● EXERCISE:
Here are some entries. Repeat all of them exactly.

[Dataset listings of figures]

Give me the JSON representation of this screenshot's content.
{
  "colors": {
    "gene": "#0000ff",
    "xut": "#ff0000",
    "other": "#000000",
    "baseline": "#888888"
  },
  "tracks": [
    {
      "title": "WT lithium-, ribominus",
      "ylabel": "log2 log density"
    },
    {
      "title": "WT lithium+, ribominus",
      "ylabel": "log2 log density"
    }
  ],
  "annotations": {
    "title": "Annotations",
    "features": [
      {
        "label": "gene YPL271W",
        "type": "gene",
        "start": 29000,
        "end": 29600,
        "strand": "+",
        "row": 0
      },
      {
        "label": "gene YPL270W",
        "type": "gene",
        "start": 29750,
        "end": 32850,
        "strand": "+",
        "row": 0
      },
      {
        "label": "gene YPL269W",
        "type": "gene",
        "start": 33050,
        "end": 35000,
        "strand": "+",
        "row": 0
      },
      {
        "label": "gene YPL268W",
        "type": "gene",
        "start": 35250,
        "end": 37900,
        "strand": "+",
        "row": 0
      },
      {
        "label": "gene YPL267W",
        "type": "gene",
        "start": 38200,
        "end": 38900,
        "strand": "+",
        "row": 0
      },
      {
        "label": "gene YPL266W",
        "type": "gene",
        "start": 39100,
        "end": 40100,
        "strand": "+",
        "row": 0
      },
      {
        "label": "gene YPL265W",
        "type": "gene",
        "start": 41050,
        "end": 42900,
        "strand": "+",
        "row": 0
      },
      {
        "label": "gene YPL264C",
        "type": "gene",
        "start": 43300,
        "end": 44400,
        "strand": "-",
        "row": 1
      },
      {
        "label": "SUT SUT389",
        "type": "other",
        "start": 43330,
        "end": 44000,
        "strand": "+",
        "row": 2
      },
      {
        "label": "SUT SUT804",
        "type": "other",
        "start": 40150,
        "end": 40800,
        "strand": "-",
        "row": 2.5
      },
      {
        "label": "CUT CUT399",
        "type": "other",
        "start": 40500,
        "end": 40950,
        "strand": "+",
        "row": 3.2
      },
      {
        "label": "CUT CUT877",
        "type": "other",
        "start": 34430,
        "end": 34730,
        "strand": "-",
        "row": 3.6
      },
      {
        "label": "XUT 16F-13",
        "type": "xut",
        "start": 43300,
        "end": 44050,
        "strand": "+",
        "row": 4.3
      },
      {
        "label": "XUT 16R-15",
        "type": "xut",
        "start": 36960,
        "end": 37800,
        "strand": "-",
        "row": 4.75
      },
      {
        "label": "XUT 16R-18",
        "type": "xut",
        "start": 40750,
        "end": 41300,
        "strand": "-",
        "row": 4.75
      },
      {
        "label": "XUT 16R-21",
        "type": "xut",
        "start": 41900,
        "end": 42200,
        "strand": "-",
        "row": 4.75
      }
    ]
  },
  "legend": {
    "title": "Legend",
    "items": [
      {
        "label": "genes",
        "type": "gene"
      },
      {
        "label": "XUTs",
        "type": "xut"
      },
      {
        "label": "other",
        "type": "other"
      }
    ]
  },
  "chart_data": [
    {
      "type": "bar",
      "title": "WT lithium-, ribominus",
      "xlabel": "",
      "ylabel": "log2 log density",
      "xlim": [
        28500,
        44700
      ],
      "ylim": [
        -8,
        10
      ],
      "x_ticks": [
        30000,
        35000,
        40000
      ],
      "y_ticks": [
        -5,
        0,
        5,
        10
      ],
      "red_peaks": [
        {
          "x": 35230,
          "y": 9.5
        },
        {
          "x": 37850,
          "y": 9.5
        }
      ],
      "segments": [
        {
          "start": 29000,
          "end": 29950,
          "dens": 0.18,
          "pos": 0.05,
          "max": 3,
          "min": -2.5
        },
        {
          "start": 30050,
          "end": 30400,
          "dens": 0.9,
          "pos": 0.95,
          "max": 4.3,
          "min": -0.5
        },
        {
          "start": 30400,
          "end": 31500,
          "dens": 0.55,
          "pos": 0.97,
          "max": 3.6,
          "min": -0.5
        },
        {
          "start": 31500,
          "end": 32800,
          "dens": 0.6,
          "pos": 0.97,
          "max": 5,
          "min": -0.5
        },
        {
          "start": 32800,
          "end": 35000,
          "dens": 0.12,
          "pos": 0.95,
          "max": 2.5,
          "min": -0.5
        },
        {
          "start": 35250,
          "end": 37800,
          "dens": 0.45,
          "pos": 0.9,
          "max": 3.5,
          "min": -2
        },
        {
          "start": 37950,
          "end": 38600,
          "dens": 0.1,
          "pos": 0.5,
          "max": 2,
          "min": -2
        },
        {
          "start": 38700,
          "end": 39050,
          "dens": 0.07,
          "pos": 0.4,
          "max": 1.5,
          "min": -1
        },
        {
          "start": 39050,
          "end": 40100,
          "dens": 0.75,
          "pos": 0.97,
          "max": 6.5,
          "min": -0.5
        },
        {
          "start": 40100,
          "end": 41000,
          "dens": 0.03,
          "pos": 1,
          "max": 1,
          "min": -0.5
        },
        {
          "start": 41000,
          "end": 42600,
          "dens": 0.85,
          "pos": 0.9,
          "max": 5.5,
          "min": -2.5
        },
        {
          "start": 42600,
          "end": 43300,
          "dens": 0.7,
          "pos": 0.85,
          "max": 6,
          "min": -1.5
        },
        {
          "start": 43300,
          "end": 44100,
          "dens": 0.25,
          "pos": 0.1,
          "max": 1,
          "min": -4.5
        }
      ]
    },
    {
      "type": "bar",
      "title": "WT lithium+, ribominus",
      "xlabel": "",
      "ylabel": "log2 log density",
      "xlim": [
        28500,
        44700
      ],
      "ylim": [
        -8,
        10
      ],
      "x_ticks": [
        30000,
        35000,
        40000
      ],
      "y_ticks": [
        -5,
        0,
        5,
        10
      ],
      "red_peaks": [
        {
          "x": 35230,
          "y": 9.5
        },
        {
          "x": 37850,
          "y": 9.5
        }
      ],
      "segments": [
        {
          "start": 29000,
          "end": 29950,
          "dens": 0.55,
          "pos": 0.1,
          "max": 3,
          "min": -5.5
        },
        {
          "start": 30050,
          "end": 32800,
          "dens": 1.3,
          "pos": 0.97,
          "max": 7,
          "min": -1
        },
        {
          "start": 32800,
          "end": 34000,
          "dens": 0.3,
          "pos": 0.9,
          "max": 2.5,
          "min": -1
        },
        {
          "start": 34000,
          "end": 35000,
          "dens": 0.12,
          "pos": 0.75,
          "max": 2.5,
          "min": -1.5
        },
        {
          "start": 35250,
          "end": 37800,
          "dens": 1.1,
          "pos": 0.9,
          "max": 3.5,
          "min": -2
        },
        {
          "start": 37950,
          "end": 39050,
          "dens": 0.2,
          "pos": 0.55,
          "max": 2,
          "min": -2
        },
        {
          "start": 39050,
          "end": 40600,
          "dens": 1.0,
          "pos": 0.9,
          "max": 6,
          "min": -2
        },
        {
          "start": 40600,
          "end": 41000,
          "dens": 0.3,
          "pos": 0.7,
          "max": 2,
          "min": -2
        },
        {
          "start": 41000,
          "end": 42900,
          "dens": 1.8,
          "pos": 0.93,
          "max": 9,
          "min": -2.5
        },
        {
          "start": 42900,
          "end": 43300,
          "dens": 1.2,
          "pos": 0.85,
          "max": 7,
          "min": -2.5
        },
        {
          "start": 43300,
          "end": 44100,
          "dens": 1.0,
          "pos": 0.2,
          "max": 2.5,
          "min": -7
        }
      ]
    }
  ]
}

● RESULT OF THE TASK:
Give me the JSON representation of this screenshot's content.
{
  "colors": {
    "gene": "#0000ff",
    "xut": "#ff0000",
    "other": "#000000",
    "baseline": "#888888"
  },
  "tracks": [
    {
      "title": "WT lithium-, ribominus",
      "ylabel": "log2 log density"
    },
    {
      "title": "WT lithium+, ribominus",
      "ylabel": "log2 log density"
    }
  ],
  "annotations": {
    "title": "Annotations",
    "features": [
      {
        "label": "gene YPL271W",
        "type": "gene",
        "start": 29000,
        "end": 29600,
        "strand": "+",
        "row": 0
      },
      {
        "label": "gene YPL270W",
        "type": "gene",
        "start": 29750,
        "end": 32850,
        "strand": "+",
        "row": 0
      },
      {
        "label": "gene YPL269W",
        "type": "gene",
        "start": 33050,
        "end": 35000,
        "strand": "+",
        "row": 0
      },
      {
        "label": "gene YPL268W",
        "type": "gene",
        "start": 35250,
        "end": 37900,
        "strand": "+",
        "row": 0
      },
      {
        "label": "gene YPL267W",
        "type": "gene",
        "start": 38200,
        "end": 38900,
        "strand": "+",
        "row": 0
      },
      {
        "label": "gene YPL266W",
        "type": "gene",
        "start": 39100,
        "end": 40100,
        "strand": "+",
        "row": 0
      },
      {
        "label": "gene YPL265W",
        "type": "gene",
        "start": 41050,
        "end": 42900,
        "strand": "+",
        "row": 0
      },
      {
        "label": "gene YPL264C",
        "type": "gene",
        "start": 43300,
        "end": 44400,
        "strand": "-",
        "row": 1
      },
      {
        "label": "SUT SUT389",
        "type": "other",
        "start": 43330,
        "end": 44000,
        "strand": "+",
        "row": 2
      },
      {
        "label": "SUT SUT804",
        "type": "other",
        "start": 40150,
        "end": 40800,
        "strand": "-",
        "row": 2.5
      },
      {
        "label": "CUT CUT399",
        "type": "other",
        "start": 40500,
        "end": 40950,
        "strand": "+",
        "row": 3.2
      },
      {
        "label": "CUT CUT877",
        "type": "other",
        "start": 34430,
        "end": 34730,
        "strand": "-",
        "row": 3.6
      },
      {
        "label": "XUT 16F-13",
        "type": "xut",
        "start": 43300,
        "end": 44050,
        "strand": "+",
        "row": 4.3
      },
      {
        "label": "XUT 16R-15",
        "type": "xut",
        "start": 36960,
        "end": 37800,
        "strand": "-",
        "row": 4.75
      },
      {
        "label": "XUT 16R-18",
        "type": "xut",
        "start": 40750,
        "end": 41300,
        "strand": "-",
        "row": 4.75
      },
      {
        "label": "XUT 16R-21",
        "type": "xut",
        "start": 41900,
        "end": 42200,
        "strand": "-",
        "row": 4.75
      }
    ]
  },
  "legend": {
    "title": "Legend",
    "items": [
      {
        "label": "genes",
        "type": "gene"
      },
      {
        "label": "XUTs",
        "type": "xut"
      },
      {
        "label": "other",
        "type": "other"
      }
    ]
  },
  "chart_data": [
    {
      "type": "bar",
      "title": "WT lithium-, ribominus",
      "xlabel": "",
      "ylabel": "log2 log density",
      "xlim": [
        28500,
        44700
      ],
      "ylim": [
        -8,
        10
      ],
      "x_ticks": [
        30000,
        35000,
        40000
      ],
      "y_ticks": [
        -5,
        0,
        5,
        10
      ],
      "red_peaks": [
        {
          "x": 35230,
          "y": 9.5
        },
        {
          "x": 37850,
          "y": 9.5
        }
      ],
      "segments": [
        {
          "start": 29000,
          "end": 29950,
          "dens": 0.18,
          "pos": 0.05,
          "max": 3,
          "min": -2.5
        },
        {
          "start": 30050,
          "end": 30400,
          "dens": 0.9,
          "pos": 0.95,
          "max": 4.3,
          "min": -0.5
        },
        {
          "start": 30400,
          "end": 31500,
          "dens": 0.55,
          "pos": 0.97,
          "max": 3.6,
          "min": -0.5
        },
        {
          "start": 31500,
          "end": 32800,
          "dens": 0.6,
          "pos": 0.97,
          "max": 5,
          "min": -0.5
        },
        {
          "start": 32800,
          "end": 35000,
          "dens": 0.12,
          "pos": 0.95,
          "max": 2.5,
          "min": -0.5
        },
        {
          "start": 35250,
          "end": 37800,
          "dens": 0.45,
          "pos": 0.9,
          "max": 3.5,
          "min": -2
        },
        {
          "start": 37950,
          "end": 38600,
          "dens": 0.1,
          "pos": 0.5,
          "max": 2,
          "min": -2
        },
        {
          "start": 38700,
          "end": 39050,
          "dens": 0.07,
          "pos": 0.4,
          "max": 1.5,
          "min": -1
        },
        {
          "start": 39050,
          "end": 40100,
          "dens": 0.75,
          "pos": 0.97,
          "max": 6.5,
          "min": -0.5
        },
        {
          "start": 40100,
          "end": 41000,
          "dens": 0.03,
          "pos": 1,
          "max": 1,
          "min": -0.5
        },
        {
          "start": 41000,
          "end": 42600,
          "dens": 0.85,
          "pos": 0.9,
          "max": 5.5,
          "min": -2.5
        },
        {
          "start": 42600,
          "end": 43300,
          "dens": 0.7,
          "pos": 0.85,
          "max": 6,
          "min": -1.5
        },
        {
          "start": 43300,
          "end": 44100,
          "dens": 0.25,
          "pos": 0.1,
          "max": 1,
          "min": -4.5
        }
      ]
    },
    {
      "type": "bar",
      "title": "WT lithium+, ribominus",
      "xlabel": "",
      "ylabel": "log2 log density",
      "xlim": [
        28500,
        44700
      ],
      "ylim": [
        -8,
        10
      ],
      "x_ticks": [
        30000,
        35000,
        40000
      ],
      "y_ticks": [
        -5,
        0,
        5,
        10
      ],
      "red_peaks": [
        {
          "x": 35230,
          "y": 9.5
        },
        {
          "x": 37850,
          "y": 9.5
        }
      ],
      "segments": [
        {
          "start": 29000,
          "end": 29950,
          "dens": 0.55,
          "pos": 0.1,
          "max": 3,
          "min": -5.5
        },
        {
          "start": 30050,
          "end": 32800,
          "dens": 1.3,
          "pos": 0.97,
          "max": 7,
          "min": -1
        },
        {
          "start": 32800,
          "end": 34000,
          "dens": 0.3,
          "pos": 0.9,
          "max": 2.5,
          "min": -1
        },
        {
          "start": 34000,
          "end": 35000,
          "dens": 0.12,
          "pos": 0.75,
          "max": 2.5,
          "min": -1.5
        },
        {
          "start": 35250,
          "end": 37800,
          "dens": 1.1,
          "pos": 0.9,
          "max": 3.5,
          "min": -2
        },
        {
          "start": 37950,
          "end": 39050,
          "dens": 0.2,
          "pos": 0.55,
          "max": 2,
          "min": -2
        },
        {
          "start": 39050,
          "end": 40600,
          "dens": 1.0,
          "pos": 0.9,
          "max": 6,
          "min": -2
        },
        {
          "start": 40600,
          "end": 41000,
          "dens": 0.3,
          "pos": 0.7,
          "max": 2,
          "min": -2
        },
        {
          "start": 41000,
          "end": 42900,
          "dens": 1.8,
          "pos": 0.93,
          "max": 9,
          "min": -2.5
        },
        {
          "start": 42900,
          "end": 43300,
          "dens": 1.2,
          "pos": 0.85,
          "max": 7,
          "min": -2.5
        },
        {
          "start": 43300,
          "end": 44100,
          "dens": 1.0,
          "pos": 0.2,
          "max": 2.5,
          "min": -7
        }
      ]
    }
  ]
}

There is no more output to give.